TEXT EXTRACT —
These cgroup policies can be found in either /cgroup (old) or /sys/fs/cgroup.

Example Config[edit | edit source]

Example configuration on a single-node instance:

ControlMachine=dragen
ControlAddr=dragen
AuthType=auth/munge
CryptoType=crypto/munge
JobRequeue=0
MaxJobCount=500000
MpiDefault=none
ReturnToService=0
SallocDefaultCommand="srun -n1 -N1 --mem-per-cpu=0 --pty --preserve-env --mpi=none $SHELL"
SlurmctldPidFile=/var/run/slurmctld.pid
SlurmctldPort=6817
SlurmdPidFile=/var/run/slurmd.pid
SlurmdPort=6818
SlurmdSpoolDir=/var/spool/slurmd
SlurmUser=slurm
StateSaveLocation=/var/spool/slurmctld
SwitchType=switch/none
InactiveLimit=0
KillWait=30
MinJobAge=300
SlurmctldTimeout=120
SlurmdTimeout=300
Waittime=0
DefMemPerCPU=1024
FastSchedule=1
MaxArraySize=65535
SchedulerType=sched/backfill
SelectType=select/linear
PriorityType=priority/multifactor #basic means strict fifo
PriorityDecayHalfLife=7-0
PriorityFavorSmall=YES
PriorityWeightAge=1000
PriorityWeightFairshare=100000
ClusterName=dragen
JobCompType=jobcomp/none
JobAcctGatherFrequency=30
JobAcctGatherType=jobacct_gather/linux
SlurmctldDebug=3
SlurmctldLogFile=/var/log/slurmctld.log
SlurmdDebug=3
SlurmdLogFile=/var/log/slurmd.log
NodeName=dragen NodeAddr=dragen Sockets=2 CoresPerSocket=12 ThreadsPerCore=2 RealMemory=256000
PartitionName=defq Default=YES MinNodes=1 DefaultTime=5-00:00:00 AllowGroups=ALL PriorityJobFactor=1 PriorityTier=1 DisableRootJobs=NO RootOnly=NO Hidden=NO Shared=NO GraceTime=0 Pren

Usage[edit | edit source]

Submitting a Job (with demo)[edit | edit source]

Use the sbatch job.sh command to submit a job. A job can be a simple shell script, but can also include job parameters with the addition of #SBATCH directives.

SET EXERCISE 1 —
Could you repeat the Slurm text word for word, from "Submitting a Job" up to and including "of #SBATCH directives."?

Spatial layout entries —

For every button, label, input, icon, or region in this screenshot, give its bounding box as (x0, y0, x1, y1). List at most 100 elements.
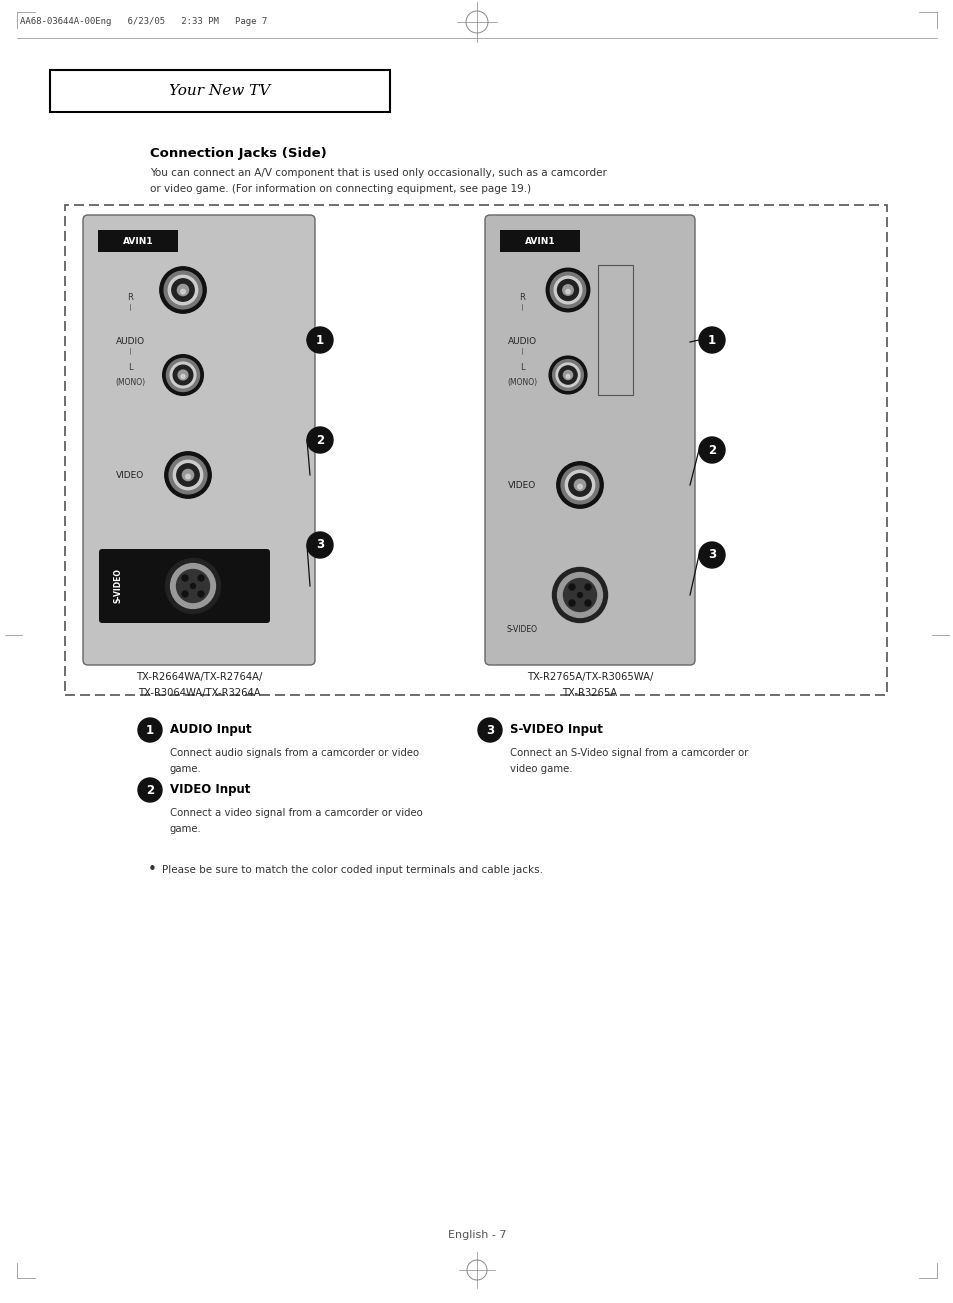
Text: 1: 1 (315, 334, 324, 347)
Text: Please be sure to match the color coded input terminals and cable jacks.: Please be sure to match the color coded … (162, 865, 542, 876)
Text: Connect an S-Video signal from a camcorder or: Connect an S-Video signal from a camcord… (510, 748, 747, 758)
Text: R: R (127, 293, 132, 302)
Circle shape (165, 559, 220, 614)
Bar (598, 265, 633, 395)
Circle shape (699, 327, 724, 353)
Text: VIDEO: VIDEO (115, 470, 144, 480)
Text: S-VIDEO: S-VIDEO (113, 568, 122, 603)
Text: S-VIDEO Input: S-VIDEO Input (510, 723, 602, 736)
Circle shape (584, 584, 590, 590)
Circle shape (176, 464, 199, 486)
Text: (MONO): (MONO) (114, 378, 145, 387)
Bar (50, 70, 390, 112)
Text: TX-R3064WA/TX-R3264A: TX-R3064WA/TX-R3264A (137, 688, 260, 698)
Circle shape (172, 279, 194, 301)
Text: AVIN1: AVIN1 (524, 237, 555, 245)
Circle shape (191, 584, 195, 589)
Circle shape (556, 364, 579, 387)
Circle shape (557, 461, 602, 508)
Text: L: L (519, 364, 524, 373)
Text: 3: 3 (485, 723, 494, 736)
Circle shape (552, 360, 582, 391)
Circle shape (177, 284, 189, 296)
Text: 2: 2 (146, 783, 153, 796)
Circle shape (563, 579, 596, 611)
Circle shape (552, 568, 607, 623)
Text: Your New TV: Your New TV (170, 83, 271, 98)
Circle shape (699, 542, 724, 568)
Circle shape (549, 356, 586, 394)
Circle shape (568, 599, 575, 606)
Text: or video game. (For information on connecting equipment, see page 19.): or video game. (For information on conne… (150, 184, 531, 194)
Text: Connect a video signal from a camcorder or video: Connect a video signal from a camcorder … (170, 808, 422, 818)
Circle shape (568, 474, 591, 496)
Text: 3: 3 (707, 549, 716, 562)
Circle shape (168, 275, 197, 305)
Circle shape (550, 272, 585, 308)
FancyBboxPatch shape (83, 215, 314, 665)
Circle shape (138, 778, 162, 803)
Circle shape (169, 456, 207, 494)
Text: 3: 3 (315, 538, 324, 551)
Circle shape (138, 718, 162, 741)
Bar (98, 231, 178, 251)
Circle shape (186, 474, 190, 478)
Circle shape (558, 366, 577, 384)
Text: VIDEO Input: VIDEO Input (170, 783, 250, 796)
Circle shape (178, 370, 188, 380)
Circle shape (307, 427, 333, 453)
Circle shape (307, 532, 333, 558)
Text: 1: 1 (707, 334, 716, 347)
Text: L: L (128, 364, 132, 373)
Circle shape (171, 564, 215, 609)
Text: VIDEO: VIDEO (507, 481, 536, 490)
Circle shape (578, 485, 581, 489)
Text: AUDIO Input: AUDIO Input (170, 723, 252, 736)
Text: 2: 2 (315, 434, 324, 447)
Circle shape (165, 452, 211, 498)
Text: 1: 1 (146, 723, 153, 736)
Text: Connection Jacks (Side): Connection Jacks (Side) (150, 147, 327, 160)
Text: Connect audio signals from a camcorder or video: Connect audio signals from a camcorder o… (170, 748, 418, 758)
Text: TX-R2765A/TX-R3065WA/: TX-R2765A/TX-R3065WA/ (526, 672, 653, 681)
Circle shape (198, 575, 204, 581)
Text: R: R (518, 293, 524, 302)
Circle shape (176, 569, 210, 602)
Circle shape (560, 466, 598, 504)
Circle shape (562, 285, 573, 296)
Circle shape (167, 358, 199, 391)
Circle shape (565, 374, 569, 378)
Circle shape (173, 365, 193, 384)
Text: TX-R3265A: TX-R3265A (562, 688, 617, 698)
Circle shape (164, 271, 202, 309)
Circle shape (182, 592, 188, 597)
Text: game.: game. (170, 823, 201, 834)
Text: video game.: video game. (510, 764, 572, 774)
Text: AA68-03644A-00Eng   6/23/05   2:33 PM   Page 7: AA68-03644A-00Eng 6/23/05 2:33 PM Page 7 (20, 17, 267, 26)
FancyBboxPatch shape (99, 549, 270, 623)
Circle shape (554, 276, 581, 304)
Text: 2: 2 (707, 443, 716, 456)
Circle shape (198, 592, 204, 597)
Circle shape (568, 584, 575, 590)
Circle shape (563, 370, 572, 379)
Circle shape (557, 572, 601, 618)
Circle shape (170, 362, 195, 388)
Circle shape (163, 354, 203, 395)
Circle shape (577, 593, 582, 598)
Text: English - 7: English - 7 (447, 1230, 506, 1240)
Circle shape (557, 280, 578, 301)
FancyBboxPatch shape (484, 215, 695, 665)
Text: TX-R2664WA/TX-R2764A/: TX-R2664WA/TX-R2764A/ (135, 672, 262, 681)
Bar (65, 205, 886, 694)
Circle shape (182, 575, 188, 581)
Circle shape (180, 289, 185, 294)
Circle shape (173, 460, 202, 490)
Circle shape (182, 469, 193, 481)
Circle shape (565, 470, 594, 500)
Text: •: • (148, 863, 156, 877)
Circle shape (574, 480, 585, 491)
Text: game.: game. (170, 764, 201, 774)
Text: AVIN1: AVIN1 (123, 237, 153, 245)
Text: (MONO): (MONO) (506, 378, 537, 387)
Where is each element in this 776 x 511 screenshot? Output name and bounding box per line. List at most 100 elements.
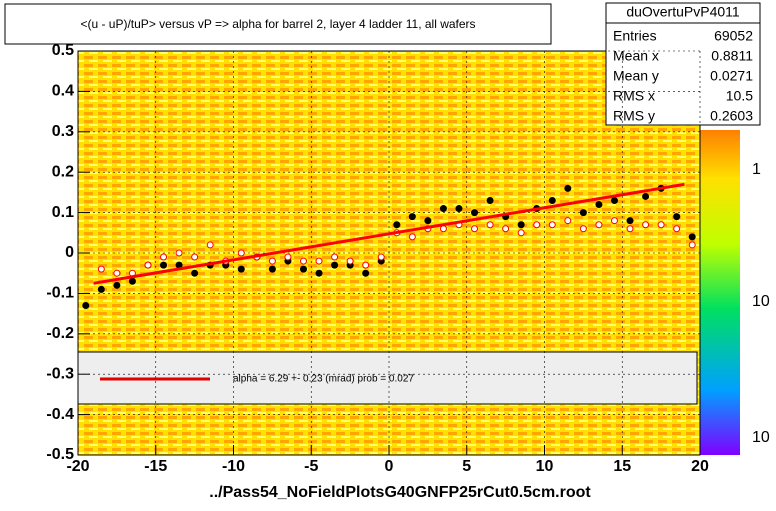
profile-point bbox=[439, 205, 447, 213]
y-tick-label: 0.4 bbox=[52, 83, 74, 100]
profile-point bbox=[517, 221, 525, 229]
title-box bbox=[4, 3, 552, 45]
mean-point bbox=[408, 233, 416, 241]
x-tick-label: -20 bbox=[66, 458, 89, 475]
fit-line bbox=[93, 182, 685, 285]
mean-point bbox=[206, 241, 214, 249]
stats-title: duOvertuPvP4011 bbox=[626, 4, 740, 20]
x-tick-label: -15 bbox=[144, 458, 167, 475]
x-tick-label: -10 bbox=[222, 458, 245, 475]
profile-point bbox=[160, 261, 168, 269]
stats-label: RMS y bbox=[613, 108, 655, 124]
profile-point bbox=[191, 269, 199, 277]
profile-point bbox=[471, 209, 479, 217]
mean-point bbox=[362, 261, 370, 269]
x-tick-label: -5 bbox=[304, 458, 318, 475]
mean-point bbox=[579, 225, 587, 233]
profile-point bbox=[82, 302, 90, 310]
mean-point bbox=[113, 269, 121, 277]
mean-point bbox=[299, 257, 307, 265]
profile-point bbox=[626, 217, 634, 225]
profile-point bbox=[408, 213, 416, 221]
x-tick-label: 10 bbox=[536, 458, 554, 475]
profile-point bbox=[362, 269, 370, 277]
mean-point bbox=[688, 241, 696, 249]
profile-point bbox=[673, 213, 681, 221]
x-tick-label: 0 bbox=[385, 458, 394, 475]
profile-point bbox=[610, 196, 618, 204]
y-tick-label: -0.3 bbox=[46, 365, 74, 382]
mean-point bbox=[97, 265, 105, 273]
profile-point bbox=[642, 192, 650, 200]
mean-point bbox=[439, 225, 447, 233]
mean-point bbox=[610, 217, 618, 225]
x-axis-label: ../Pass54_NoFieldPlotsG40GNFP25rCut0.5cm… bbox=[209, 484, 591, 501]
y-tick-label: 0.3 bbox=[52, 123, 74, 140]
palette-label: 10 bbox=[752, 429, 770, 446]
profile-point bbox=[579, 209, 587, 217]
mean-point bbox=[673, 225, 681, 233]
mean-point bbox=[517, 229, 525, 237]
mean-point bbox=[548, 221, 556, 229]
profile-point bbox=[564, 184, 572, 192]
stats-value: 10.5 bbox=[726, 88, 753, 104]
mean-point bbox=[346, 257, 354, 265]
chart-title: <(u - uP)/tuP> versus vP => alpha for ba… bbox=[80, 17, 475, 31]
profile-point bbox=[299, 265, 307, 273]
profile-point bbox=[315, 269, 323, 277]
y-tick-label: 0.5 bbox=[52, 42, 74, 59]
profile-point bbox=[331, 261, 339, 269]
stats-label: RMS x bbox=[613, 88, 655, 104]
profile-point bbox=[486, 196, 494, 204]
stats-value: 69052 bbox=[714, 28, 753, 44]
mean-point bbox=[595, 221, 603, 229]
stats-label: Mean x bbox=[613, 48, 659, 64]
mean-point bbox=[642, 221, 650, 229]
profile-point bbox=[268, 265, 276, 273]
y-tick-label: 0.1 bbox=[52, 204, 74, 221]
y-tick-label: -0.2 bbox=[46, 325, 74, 342]
y-tick-label: -0.1 bbox=[46, 285, 74, 302]
mean-point bbox=[331, 253, 339, 261]
profile-point bbox=[455, 205, 463, 213]
profile-point bbox=[113, 281, 121, 289]
mean-point bbox=[160, 253, 168, 261]
stats-value: 0.0271 bbox=[710, 68, 753, 84]
mean-point bbox=[564, 217, 572, 225]
palette-label: 1 bbox=[752, 161, 761, 178]
y-tick-label: -0.4 bbox=[46, 406, 74, 423]
profile-point bbox=[688, 233, 696, 241]
mean-point bbox=[502, 225, 510, 233]
legend-text: alpha = 6.29 +- 0.23 (mrad) prob = 0.027 bbox=[233, 374, 414, 385]
mean-point bbox=[144, 261, 152, 269]
stats-label: Entries bbox=[613, 28, 657, 44]
mean-point bbox=[268, 257, 276, 265]
x-tick-label: 15 bbox=[613, 458, 631, 475]
mean-point bbox=[533, 221, 541, 229]
x-tick-label: 20 bbox=[691, 458, 709, 475]
mean-point bbox=[626, 225, 634, 233]
stats-label: Mean y bbox=[613, 68, 659, 84]
profile-point bbox=[97, 285, 105, 293]
mean-point bbox=[191, 253, 199, 261]
mean-point bbox=[486, 221, 494, 229]
y-tick-label: -0.5 bbox=[46, 446, 74, 463]
stats-value: 0.2603 bbox=[710, 108, 753, 124]
mean-point bbox=[237, 249, 245, 257]
stats-box bbox=[605, 2, 761, 126]
profile-point bbox=[237, 265, 245, 273]
mean-point bbox=[315, 257, 323, 265]
profile-point bbox=[393, 221, 401, 229]
mean-point bbox=[284, 253, 292, 261]
profile-point bbox=[424, 217, 432, 225]
y-tick-label: 0.2 bbox=[52, 163, 74, 180]
mean-point bbox=[377, 253, 385, 261]
x-tick-label: 5 bbox=[462, 458, 471, 475]
profile-point bbox=[595, 201, 603, 209]
mean-point bbox=[471, 225, 479, 233]
profile-point bbox=[128, 277, 136, 285]
mean-point bbox=[175, 249, 183, 257]
stats-value: 0.8811 bbox=[711, 48, 753, 64]
profile-point bbox=[548, 196, 556, 204]
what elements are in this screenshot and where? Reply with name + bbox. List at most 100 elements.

SET EXERCISE 2 —
Can you reproduce the rows word for word, from the line with "Text: 1: 1 (315, 334, 324, 347)" up to and including the line with "Circle shape (699, 327, 724, 353)"?

TASK OUTPUT 1 —
Submitting a Job (with demo)[edit | edit source]

Use the sbatch job.sh command to submit a job. A job can be a simple shell script, but can also include job parameters with the addition of #SBATCH directives.

TASK OUTPUT 2 —
Text: 1: 1 (315, 334, 324, 347)
Text: Please be sure to match the color coded input terminals and cable jacks.: Please be sure to match the color coded … (162, 865, 542, 876)
Text: Connect an S-Video signal from a camcorder or: Connect an S-Video signal from a camcord… (510, 748, 747, 758)
Text: R: R (127, 293, 132, 302)
Circle shape (165, 559, 220, 614)
Bar (598, 265, 633, 395)
Circle shape (699, 327, 724, 353)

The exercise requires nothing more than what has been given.